Request: An exact copy of every record is needed.

##### Record list #####

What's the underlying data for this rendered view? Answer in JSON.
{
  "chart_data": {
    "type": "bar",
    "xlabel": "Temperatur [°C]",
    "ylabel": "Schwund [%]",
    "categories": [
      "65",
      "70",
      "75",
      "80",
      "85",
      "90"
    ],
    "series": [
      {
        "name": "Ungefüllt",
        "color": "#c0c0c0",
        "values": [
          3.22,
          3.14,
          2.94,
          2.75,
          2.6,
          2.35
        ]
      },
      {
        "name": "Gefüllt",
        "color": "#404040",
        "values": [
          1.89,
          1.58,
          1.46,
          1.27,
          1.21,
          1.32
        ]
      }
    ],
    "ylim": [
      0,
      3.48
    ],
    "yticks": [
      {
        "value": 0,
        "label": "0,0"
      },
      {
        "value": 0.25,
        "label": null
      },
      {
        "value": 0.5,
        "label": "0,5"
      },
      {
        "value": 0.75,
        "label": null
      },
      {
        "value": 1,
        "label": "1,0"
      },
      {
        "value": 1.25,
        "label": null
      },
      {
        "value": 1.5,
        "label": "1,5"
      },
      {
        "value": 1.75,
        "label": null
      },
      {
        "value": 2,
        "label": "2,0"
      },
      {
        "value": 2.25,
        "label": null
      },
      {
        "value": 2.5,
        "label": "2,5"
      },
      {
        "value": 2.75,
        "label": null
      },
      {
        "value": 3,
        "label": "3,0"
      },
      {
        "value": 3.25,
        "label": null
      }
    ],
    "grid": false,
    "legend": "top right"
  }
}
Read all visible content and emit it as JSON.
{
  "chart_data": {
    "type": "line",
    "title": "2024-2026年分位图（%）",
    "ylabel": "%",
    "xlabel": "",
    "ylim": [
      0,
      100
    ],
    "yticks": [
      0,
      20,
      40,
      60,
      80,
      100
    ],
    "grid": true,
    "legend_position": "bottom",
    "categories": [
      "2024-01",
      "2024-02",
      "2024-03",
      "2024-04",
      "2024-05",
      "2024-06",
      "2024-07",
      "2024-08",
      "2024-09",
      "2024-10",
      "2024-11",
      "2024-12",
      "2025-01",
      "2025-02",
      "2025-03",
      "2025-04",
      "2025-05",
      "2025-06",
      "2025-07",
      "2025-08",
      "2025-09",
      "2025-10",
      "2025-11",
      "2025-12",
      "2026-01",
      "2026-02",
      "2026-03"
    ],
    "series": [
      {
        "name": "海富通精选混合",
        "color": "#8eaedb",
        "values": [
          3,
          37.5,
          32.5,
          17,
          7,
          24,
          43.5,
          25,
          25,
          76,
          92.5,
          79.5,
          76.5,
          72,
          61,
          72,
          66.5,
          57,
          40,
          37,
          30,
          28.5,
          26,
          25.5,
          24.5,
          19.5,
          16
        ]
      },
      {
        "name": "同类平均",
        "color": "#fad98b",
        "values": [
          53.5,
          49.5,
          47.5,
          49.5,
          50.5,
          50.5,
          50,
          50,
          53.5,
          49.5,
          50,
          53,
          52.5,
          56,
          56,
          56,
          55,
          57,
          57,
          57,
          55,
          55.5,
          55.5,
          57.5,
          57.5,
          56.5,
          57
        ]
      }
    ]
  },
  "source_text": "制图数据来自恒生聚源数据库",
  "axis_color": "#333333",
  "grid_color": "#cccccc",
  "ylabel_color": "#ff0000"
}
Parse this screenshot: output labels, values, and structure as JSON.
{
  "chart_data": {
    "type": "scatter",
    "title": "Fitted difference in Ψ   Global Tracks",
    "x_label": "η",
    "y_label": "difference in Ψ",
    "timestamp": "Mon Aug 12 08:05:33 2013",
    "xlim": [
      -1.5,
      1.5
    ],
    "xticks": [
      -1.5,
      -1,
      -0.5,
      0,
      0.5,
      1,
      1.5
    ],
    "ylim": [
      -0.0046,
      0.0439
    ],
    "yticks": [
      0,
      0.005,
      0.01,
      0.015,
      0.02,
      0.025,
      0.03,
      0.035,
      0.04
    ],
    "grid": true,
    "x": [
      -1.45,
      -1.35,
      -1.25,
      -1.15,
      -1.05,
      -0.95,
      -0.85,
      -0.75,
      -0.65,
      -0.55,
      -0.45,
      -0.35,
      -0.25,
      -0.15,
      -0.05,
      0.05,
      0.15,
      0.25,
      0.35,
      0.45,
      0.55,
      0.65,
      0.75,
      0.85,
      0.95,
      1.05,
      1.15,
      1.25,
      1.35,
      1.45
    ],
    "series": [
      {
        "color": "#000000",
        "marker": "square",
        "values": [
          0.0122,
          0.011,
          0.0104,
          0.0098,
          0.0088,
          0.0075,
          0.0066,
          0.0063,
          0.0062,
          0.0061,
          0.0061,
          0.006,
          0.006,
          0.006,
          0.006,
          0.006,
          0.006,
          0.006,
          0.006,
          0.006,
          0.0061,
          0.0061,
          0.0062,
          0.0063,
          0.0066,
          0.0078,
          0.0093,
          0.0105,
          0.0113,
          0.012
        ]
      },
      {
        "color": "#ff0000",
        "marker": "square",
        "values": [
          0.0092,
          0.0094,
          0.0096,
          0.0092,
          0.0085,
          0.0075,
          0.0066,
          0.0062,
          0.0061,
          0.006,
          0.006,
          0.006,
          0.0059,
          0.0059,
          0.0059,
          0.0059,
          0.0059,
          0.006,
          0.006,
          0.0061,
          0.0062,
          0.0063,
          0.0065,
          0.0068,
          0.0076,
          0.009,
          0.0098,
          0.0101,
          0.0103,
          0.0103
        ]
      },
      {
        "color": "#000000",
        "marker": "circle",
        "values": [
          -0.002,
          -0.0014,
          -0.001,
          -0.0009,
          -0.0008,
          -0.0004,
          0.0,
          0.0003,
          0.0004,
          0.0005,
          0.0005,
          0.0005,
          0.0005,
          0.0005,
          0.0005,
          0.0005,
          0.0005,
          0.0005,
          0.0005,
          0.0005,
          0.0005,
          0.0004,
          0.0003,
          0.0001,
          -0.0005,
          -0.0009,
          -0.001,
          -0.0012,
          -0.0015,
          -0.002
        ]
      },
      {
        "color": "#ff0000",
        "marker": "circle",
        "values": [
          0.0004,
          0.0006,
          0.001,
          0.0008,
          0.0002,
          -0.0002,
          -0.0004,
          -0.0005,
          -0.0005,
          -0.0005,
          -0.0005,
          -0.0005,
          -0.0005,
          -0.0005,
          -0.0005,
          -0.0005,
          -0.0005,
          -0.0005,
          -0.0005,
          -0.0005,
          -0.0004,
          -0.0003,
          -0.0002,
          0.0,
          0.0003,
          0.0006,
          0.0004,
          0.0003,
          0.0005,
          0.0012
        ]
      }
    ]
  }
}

#####

Exercise answer:
What's the underlying data for this rendered view? Answer in JSON.
{
  "chart_data": {
    "type": "bar",
    "xlabel": "Temperatur [°C]",
    "ylabel": "Schwund [%]",
    "categories": [
      "65",
      "70",
      "75",
      "80",
      "85",
      "90"
    ],
    "series": [
      {
        "name": "Ungefüllt",
        "color": "#c0c0c0",
        "values": [
          3.22,
          3.14,
          2.94,
          2.75,
          2.6,
          2.35
        ]
      },
      {
        "name": "Gefüllt",
        "color": "#404040",
        "values": [
          1.89,
          1.58,
          1.46,
          1.27,
          1.21,
          1.32
        ]
      }
    ],
    "ylim": [
      0,
      3.48
    ],
    "yticks": [
      {
        "value": 0,
        "label": "0,0"
      },
      {
        "value": 0.25,
        "label": null
      },
      {
        "value": 0.5,
        "label": "0,5"
      },
      {
        "value": 0.75,
        "label": null
      },
      {
        "value": 1,
        "label": "1,0"
      },
      {
        "value": 1.25,
        "label": null
      },
      {
        "value": 1.5,
        "label": "1,5"
      },
      {
        "value": 1.75,
        "label": null
      },
      {
        "value": 2,
        "label": "2,0"
      },
      {
        "value": 2.25,
        "label": null
      },
      {
        "value": 2.5,
        "label": "2,5"
      },
      {
        "value": 2.75,
        "label": null
      },
      {
        "value": 3,
        "label": "3,0"
      },
      {
        "value": 3.25,
        "label": null
      }
    ],
    "grid": false,
    "legend": "top right"
  }
}
Read all visible content and emit it as JSON.
{
  "chart_data": {
    "type": "line",
    "title": "2024-2026年分位图（%）",
    "ylabel": "%",
    "xlabel": "",
    "ylim": [
      0,
      100
    ],
    "yticks": [
      0,
      20,
      40,
      60,
      80,
      100
    ],
    "grid": true,
    "legend_position": "bottom",
    "categories": [
      "2024-01",
      "2024-02",
      "2024-03",
      "2024-04",
      "2024-05",
      "2024-06",
      "2024-07",
      "2024-08",
      "2024-09",
      "2024-10",
      "2024-11",
      "2024-12",
      "2025-01",
      "2025-02",
      "2025-03",
      "2025-04",
      "2025-05",
      "2025-06",
      "2025-07",
      "2025-08",
      "2025-09",
      "2025-10",
      "2025-11",
      "2025-12",
      "2026-01",
      "2026-02",
      "2026-03"
    ],
    "series": [
      {
        "name": "海富通精选混合",
        "color": "#8eaedb",
        "values": [
          3,
          37.5,
          32.5,
          17,
          7,
          24,
          43.5,
          25,
          25,
          76,
          92.5,
          79.5,
          76.5,
          72,
          61,
          72,
          66.5,
          57,
          40,
          37,
          30,
          28.5,
          26,
          25.5,
          24.5,
          19.5,
          16
        ]
      },
      {
        "name": "同类平均",
        "color": "#fad98b",
        "values": [
          53.5,
          49.5,
          47.5,
          49.5,
          50.5,
          50.5,
          50,
          50,
          53.5,
          49.5,
          50,
          53,
          52.5,
          56,
          56,
          56,
          55,
          57,
          57,
          57,
          55,
          55.5,
          55.5,
          57.5,
          57.5,
          56.5,
          57
        ]
      }
    ]
  },
  "source_text": "制图数据来自恒生聚源数据库",
  "axis_color": "#333333",
  "grid_color": "#cccccc",
  "ylabel_color": "#ff0000"
}
Parse this screenshot: output labels, values, and structure as JSON.
{
  "chart_data": {
    "type": "scatter",
    "title": "Fitted difference in Ψ   Global Tracks",
    "x_label": "η",
    "y_label": "difference in Ψ",
    "timestamp": "Mon Aug 12 08:05:33 2013",
    "xlim": [
      -1.5,
      1.5
    ],
    "xticks": [
      -1.5,
      -1,
      -0.5,
      0,
      0.5,
      1,
      1.5
    ],
    "ylim": [
      -0.0046,
      0.0439
    ],
    "yticks": [
      0,
      0.005,
      0.01,
      0.015,
      0.02,
      0.025,
      0.03,
      0.035,
      0.04
    ],
    "grid": true,
    "x": [
      -1.45,
      -1.35,
      -1.25,
      -1.15,
      -1.05,
      -0.95,
      -0.85,
      -0.75,
      -0.65,
      -0.55,
      -0.45,
      -0.35,
      -0.25,
      -0.15,
      -0.05,
      0.05,
      0.15,
      0.25,
      0.35,
      0.45,
      0.55,
      0.65,
      0.75,
      0.85,
      0.95,
      1.05,
      1.15,
      1.25,
      1.35,
      1.45
    ],
    "series": [
      {
        "color": "#000000",
        "marker": "square",
        "values": [
          0.0122,
          0.011,
          0.0104,
          0.0098,
          0.0088,
          0.0075,
          0.0066,
          0.0063,
          0.0062,
          0.0061,
          0.0061,
          0.006,
          0.006,
          0.006,
          0.006,
          0.006,
          0.006,
          0.006,
          0.006,
          0.006,
          0.0061,
          0.0061,
          0.0062,
          0.0063,
          0.0066,
          0.0078,
          0.0093,
          0.0105,
          0.0113,
          0.012
        ]
      },
      {
        "color": "#ff0000",
        "marker": "square",
        "values": [
          0.0092,
          0.0094,
          0.0096,
          0.0092,
          0.0085,
          0.0075,
          0.0066,
          0.0062,
          0.0061,
          0.006,
          0.006,
          0.006,
          0.0059,
          0.0059,
          0.0059,
          0.0059,
          0.0059,
          0.006,
          0.006,
          0.0061,
          0.0062,
          0.0063,
          0.0065,
          0.0068,
          0.0076,
          0.009,
          0.0098,
          0.0101,
          0.0103,
          0.0103
        ]
      },
      {
        "color": "#000000",
        "marker": "circle",
        "values": [
          -0.002,
          -0.0014,
          -0.001,
          -0.0009,
          -0.0008,
          -0.0004,
          0.0,
          0.0003,
          0.0004,
          0.0005,
          0.0005,
          0.0005,
          0.0005,
          0.0005,
          0.0005,
          0.0005,
          0.0005,
          0.0005,
          0.0005,
          0.0005,
          0.0005,
          0.0004,
          0.0003,
          0.0001,
          -0.0005,
          -0.0009,
          -0.001,
          -0.0012,
          -0.0015,
          -0.002
        ]
      },
      {
        "color": "#ff0000",
        "marker": "circle",
        "values": [
          0.0004,
          0.0006,
          0.001,
          0.0008,
          0.0002,
          -0.0002,
          -0.0004,
          -0.0005,
          -0.0005,
          -0.0005,
          -0.0005,
          -0.0005,
          -0.0005,
          -0.0005,
          -0.0005,
          -0.0005,
          -0.0005,
          -0.0005,
          -0.0005,
          -0.0005,
          -0.0004,
          -0.0003,
          -0.0002,
          0.0,
          0.0003,
          0.0006,
          0.0004,
          0.0003,
          0.0005,
          0.0012
        ]
      }
    ]
  }
}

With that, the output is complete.